Copy each line below in which the word "GUÍA" occurs.

(Dataset records)

──────────

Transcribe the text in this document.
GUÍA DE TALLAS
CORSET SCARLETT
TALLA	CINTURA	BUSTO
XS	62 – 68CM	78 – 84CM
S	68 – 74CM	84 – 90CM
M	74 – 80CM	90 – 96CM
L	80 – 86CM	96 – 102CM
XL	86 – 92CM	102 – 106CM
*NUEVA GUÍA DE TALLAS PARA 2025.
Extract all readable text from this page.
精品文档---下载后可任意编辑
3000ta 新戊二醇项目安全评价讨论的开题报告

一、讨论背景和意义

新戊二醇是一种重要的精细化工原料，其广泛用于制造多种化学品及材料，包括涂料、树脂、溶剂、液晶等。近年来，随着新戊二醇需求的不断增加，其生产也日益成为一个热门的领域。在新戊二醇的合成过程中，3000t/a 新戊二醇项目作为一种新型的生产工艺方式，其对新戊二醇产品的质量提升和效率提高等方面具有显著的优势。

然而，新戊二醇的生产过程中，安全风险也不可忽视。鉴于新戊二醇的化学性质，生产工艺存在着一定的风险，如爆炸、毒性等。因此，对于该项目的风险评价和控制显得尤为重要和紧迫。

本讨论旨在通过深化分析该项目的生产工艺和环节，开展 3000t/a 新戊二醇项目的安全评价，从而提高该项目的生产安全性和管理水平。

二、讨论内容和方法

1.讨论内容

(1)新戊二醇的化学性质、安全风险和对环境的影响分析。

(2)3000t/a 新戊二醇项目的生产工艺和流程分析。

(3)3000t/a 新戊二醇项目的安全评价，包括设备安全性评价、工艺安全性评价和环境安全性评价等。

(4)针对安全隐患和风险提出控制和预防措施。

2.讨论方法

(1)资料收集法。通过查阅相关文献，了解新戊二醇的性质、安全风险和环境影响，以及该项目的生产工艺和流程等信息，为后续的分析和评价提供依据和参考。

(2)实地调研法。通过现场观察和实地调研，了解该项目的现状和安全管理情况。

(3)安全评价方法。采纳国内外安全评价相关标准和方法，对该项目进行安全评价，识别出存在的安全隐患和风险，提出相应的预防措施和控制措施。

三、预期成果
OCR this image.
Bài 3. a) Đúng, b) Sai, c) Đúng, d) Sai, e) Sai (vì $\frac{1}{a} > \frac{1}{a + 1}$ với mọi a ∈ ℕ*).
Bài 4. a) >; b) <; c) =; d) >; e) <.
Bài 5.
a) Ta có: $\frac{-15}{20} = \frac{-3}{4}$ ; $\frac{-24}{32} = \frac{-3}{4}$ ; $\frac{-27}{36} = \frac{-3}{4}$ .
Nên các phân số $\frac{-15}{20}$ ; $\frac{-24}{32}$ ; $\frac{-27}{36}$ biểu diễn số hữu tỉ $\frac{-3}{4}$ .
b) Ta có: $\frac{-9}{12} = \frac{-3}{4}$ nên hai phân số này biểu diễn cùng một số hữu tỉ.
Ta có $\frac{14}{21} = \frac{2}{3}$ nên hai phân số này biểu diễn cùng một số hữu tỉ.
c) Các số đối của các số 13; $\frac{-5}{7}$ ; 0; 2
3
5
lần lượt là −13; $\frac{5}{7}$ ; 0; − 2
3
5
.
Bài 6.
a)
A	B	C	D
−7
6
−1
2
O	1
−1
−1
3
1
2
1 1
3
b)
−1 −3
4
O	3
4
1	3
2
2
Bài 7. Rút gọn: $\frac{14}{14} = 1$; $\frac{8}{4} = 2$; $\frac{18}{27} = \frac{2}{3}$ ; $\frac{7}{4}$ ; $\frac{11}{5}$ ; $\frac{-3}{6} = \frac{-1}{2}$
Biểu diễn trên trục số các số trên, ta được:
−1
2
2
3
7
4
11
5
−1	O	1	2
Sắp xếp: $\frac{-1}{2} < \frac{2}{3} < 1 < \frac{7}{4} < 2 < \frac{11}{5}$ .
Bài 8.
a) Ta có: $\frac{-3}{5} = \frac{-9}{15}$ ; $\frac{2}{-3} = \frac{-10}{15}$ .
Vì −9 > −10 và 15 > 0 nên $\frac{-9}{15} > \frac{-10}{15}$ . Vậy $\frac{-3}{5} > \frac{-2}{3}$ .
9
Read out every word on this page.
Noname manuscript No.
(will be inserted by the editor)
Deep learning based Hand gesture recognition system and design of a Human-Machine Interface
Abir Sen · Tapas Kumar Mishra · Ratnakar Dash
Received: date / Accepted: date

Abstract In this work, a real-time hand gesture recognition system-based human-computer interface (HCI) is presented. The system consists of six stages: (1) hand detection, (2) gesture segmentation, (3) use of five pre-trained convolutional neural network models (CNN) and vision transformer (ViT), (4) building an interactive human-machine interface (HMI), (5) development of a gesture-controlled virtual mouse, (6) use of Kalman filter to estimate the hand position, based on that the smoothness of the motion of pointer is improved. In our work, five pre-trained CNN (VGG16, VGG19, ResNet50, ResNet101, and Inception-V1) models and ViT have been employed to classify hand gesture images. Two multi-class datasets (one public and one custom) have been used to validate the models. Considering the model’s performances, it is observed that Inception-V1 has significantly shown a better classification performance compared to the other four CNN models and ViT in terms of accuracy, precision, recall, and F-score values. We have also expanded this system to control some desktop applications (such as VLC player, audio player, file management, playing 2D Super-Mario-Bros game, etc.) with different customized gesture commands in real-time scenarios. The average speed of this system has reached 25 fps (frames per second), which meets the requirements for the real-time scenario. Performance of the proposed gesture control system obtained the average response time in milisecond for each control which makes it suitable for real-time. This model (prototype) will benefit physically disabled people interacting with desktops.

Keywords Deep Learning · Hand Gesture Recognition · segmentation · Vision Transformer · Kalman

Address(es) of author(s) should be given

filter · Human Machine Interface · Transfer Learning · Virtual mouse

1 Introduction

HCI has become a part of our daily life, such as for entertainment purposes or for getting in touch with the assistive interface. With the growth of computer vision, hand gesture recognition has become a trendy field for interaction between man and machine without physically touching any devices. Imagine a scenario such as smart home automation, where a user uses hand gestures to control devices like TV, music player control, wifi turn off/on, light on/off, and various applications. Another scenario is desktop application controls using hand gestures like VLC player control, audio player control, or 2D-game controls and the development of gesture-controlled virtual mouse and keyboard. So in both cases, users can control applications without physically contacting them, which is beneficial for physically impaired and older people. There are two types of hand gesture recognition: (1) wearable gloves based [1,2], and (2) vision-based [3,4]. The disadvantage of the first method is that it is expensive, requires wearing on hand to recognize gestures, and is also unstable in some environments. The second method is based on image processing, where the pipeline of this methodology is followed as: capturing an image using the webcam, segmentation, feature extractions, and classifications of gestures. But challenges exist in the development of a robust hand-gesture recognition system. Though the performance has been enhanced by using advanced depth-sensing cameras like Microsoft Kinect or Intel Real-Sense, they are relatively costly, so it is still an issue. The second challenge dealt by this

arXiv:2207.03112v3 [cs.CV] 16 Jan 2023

──────────

Response to this task
GUÍA DE TALLAS
*NUEVA GUÍA DE TALLAS PARA 2025.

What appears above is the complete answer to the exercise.